* Task material *
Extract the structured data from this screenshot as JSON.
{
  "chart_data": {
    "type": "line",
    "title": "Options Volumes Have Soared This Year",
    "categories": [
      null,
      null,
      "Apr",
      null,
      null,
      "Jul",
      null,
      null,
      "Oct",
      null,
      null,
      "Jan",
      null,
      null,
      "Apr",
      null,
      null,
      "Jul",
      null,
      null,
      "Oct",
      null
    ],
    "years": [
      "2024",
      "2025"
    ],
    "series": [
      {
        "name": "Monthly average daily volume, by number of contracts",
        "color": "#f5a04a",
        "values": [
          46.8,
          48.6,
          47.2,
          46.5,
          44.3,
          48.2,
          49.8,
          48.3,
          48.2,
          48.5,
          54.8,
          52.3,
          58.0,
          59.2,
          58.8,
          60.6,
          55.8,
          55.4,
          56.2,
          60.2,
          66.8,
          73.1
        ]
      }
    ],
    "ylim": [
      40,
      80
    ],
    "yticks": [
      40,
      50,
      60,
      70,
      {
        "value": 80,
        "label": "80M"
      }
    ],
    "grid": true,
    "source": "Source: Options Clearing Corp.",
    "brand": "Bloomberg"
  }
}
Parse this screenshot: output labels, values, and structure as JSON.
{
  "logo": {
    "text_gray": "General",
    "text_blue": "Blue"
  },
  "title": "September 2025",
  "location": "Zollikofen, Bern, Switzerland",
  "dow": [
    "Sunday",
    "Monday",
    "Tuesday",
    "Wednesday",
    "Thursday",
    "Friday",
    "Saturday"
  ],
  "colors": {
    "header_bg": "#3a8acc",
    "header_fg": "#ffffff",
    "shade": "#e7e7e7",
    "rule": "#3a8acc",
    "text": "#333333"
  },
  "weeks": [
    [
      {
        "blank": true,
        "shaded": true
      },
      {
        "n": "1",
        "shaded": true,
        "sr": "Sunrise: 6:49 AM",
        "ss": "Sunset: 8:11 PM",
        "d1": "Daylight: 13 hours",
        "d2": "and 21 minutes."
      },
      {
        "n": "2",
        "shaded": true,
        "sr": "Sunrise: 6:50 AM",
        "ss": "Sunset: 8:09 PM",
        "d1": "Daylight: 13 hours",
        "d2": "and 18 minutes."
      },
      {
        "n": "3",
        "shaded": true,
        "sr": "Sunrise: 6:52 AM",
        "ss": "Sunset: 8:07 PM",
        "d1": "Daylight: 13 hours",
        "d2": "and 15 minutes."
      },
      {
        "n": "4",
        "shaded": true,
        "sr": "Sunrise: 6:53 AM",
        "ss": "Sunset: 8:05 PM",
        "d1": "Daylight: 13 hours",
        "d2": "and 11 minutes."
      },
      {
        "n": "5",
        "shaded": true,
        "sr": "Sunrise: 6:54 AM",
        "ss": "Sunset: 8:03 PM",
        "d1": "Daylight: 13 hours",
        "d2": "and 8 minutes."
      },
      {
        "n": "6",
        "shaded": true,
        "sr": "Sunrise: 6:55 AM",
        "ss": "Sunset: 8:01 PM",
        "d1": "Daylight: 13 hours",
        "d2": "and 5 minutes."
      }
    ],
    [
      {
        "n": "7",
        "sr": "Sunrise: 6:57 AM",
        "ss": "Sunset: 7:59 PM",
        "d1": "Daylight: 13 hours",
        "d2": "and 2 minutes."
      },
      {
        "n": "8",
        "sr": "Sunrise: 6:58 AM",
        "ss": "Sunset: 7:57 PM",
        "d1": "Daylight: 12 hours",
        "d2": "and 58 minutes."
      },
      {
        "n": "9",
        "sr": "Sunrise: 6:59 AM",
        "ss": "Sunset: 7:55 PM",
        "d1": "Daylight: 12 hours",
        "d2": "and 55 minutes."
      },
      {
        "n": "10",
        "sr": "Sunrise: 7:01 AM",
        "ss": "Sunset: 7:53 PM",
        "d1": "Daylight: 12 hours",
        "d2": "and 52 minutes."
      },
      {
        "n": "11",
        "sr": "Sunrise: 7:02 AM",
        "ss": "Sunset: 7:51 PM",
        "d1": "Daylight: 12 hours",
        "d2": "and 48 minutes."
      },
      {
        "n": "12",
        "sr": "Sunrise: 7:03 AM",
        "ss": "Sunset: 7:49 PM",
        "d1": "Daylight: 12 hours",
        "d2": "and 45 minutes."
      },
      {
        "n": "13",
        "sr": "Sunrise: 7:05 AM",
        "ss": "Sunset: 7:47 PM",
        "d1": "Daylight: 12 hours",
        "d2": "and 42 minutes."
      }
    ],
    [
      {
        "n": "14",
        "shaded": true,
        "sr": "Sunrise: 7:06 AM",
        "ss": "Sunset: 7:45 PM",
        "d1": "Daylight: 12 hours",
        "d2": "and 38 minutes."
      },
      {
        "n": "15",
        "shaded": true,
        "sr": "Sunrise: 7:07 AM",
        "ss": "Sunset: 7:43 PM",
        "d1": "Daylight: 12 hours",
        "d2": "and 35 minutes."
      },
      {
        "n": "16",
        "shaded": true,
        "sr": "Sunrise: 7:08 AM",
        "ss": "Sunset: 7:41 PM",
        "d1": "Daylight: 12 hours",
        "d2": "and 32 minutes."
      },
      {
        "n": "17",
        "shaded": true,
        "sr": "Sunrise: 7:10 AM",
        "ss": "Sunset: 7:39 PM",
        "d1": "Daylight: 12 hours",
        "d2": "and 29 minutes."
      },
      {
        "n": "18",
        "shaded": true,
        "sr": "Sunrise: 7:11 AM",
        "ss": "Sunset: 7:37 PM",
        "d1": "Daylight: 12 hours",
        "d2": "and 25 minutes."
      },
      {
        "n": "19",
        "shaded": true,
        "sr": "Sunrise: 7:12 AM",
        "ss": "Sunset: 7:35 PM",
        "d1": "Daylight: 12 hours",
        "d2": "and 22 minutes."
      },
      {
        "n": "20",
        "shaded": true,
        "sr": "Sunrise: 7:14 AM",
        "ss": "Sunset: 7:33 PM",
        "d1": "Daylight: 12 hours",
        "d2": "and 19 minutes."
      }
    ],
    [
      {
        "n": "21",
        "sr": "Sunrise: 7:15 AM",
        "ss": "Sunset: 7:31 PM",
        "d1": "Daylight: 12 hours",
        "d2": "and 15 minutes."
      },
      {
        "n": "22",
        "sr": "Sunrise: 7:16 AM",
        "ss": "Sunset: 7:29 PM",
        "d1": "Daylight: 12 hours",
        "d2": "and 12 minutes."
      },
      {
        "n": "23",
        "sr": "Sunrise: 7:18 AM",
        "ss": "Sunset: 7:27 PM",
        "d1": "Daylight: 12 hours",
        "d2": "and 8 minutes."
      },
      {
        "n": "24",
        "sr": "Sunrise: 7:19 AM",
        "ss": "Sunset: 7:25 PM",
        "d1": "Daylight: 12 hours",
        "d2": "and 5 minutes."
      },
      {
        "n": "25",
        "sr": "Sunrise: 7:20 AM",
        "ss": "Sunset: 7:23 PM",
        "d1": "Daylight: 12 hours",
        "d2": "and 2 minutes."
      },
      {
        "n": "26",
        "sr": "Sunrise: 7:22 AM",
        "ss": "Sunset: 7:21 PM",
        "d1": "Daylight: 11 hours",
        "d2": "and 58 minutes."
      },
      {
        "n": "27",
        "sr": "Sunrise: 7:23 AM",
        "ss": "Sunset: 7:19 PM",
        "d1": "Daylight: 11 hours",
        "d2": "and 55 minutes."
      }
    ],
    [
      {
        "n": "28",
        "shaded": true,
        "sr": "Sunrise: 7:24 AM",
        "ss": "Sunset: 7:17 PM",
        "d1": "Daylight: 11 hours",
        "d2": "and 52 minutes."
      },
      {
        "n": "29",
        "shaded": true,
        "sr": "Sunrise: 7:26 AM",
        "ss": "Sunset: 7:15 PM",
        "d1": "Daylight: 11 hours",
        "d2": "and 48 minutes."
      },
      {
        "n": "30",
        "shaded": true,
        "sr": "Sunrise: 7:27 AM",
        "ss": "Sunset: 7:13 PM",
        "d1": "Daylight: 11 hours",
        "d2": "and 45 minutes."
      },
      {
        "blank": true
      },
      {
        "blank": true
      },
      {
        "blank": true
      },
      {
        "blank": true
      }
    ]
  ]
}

* Task details *
Filter the listing above for the string "values" and copy every matching line.

* Expected answer *
        "values": [
Parse this screenshot: output labels, values, and structure as JSON.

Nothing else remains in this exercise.